▶ Dataset items:

══════════════════════════════

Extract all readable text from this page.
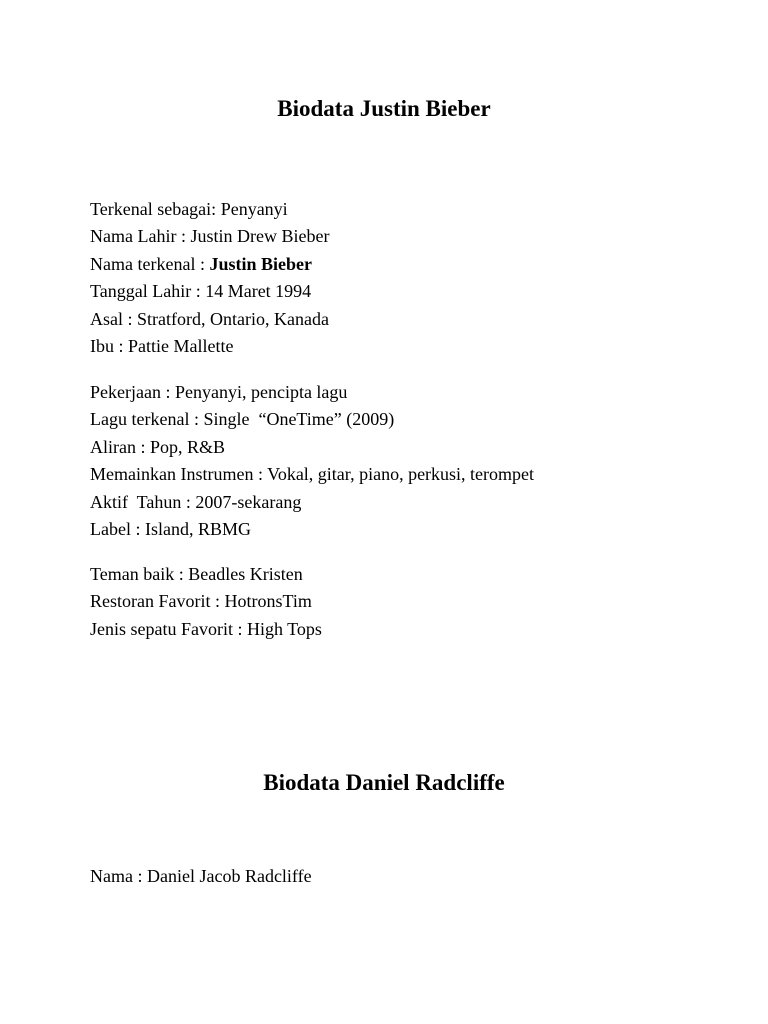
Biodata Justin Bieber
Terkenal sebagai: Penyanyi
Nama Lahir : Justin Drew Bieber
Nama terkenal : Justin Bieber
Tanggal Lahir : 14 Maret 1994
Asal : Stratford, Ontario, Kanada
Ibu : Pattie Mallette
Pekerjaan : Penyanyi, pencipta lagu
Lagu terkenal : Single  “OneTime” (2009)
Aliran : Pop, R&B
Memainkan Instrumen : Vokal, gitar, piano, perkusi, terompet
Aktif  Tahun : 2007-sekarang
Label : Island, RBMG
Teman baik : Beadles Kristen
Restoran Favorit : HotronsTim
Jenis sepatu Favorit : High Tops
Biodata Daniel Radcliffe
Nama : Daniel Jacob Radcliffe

══════════════════════════════

▶ Work to be completed: Return every line containing "Daniel".

▶ Answer in full:
Biodata Daniel Radcliffe
Nama : Daniel Jacob Radcliffe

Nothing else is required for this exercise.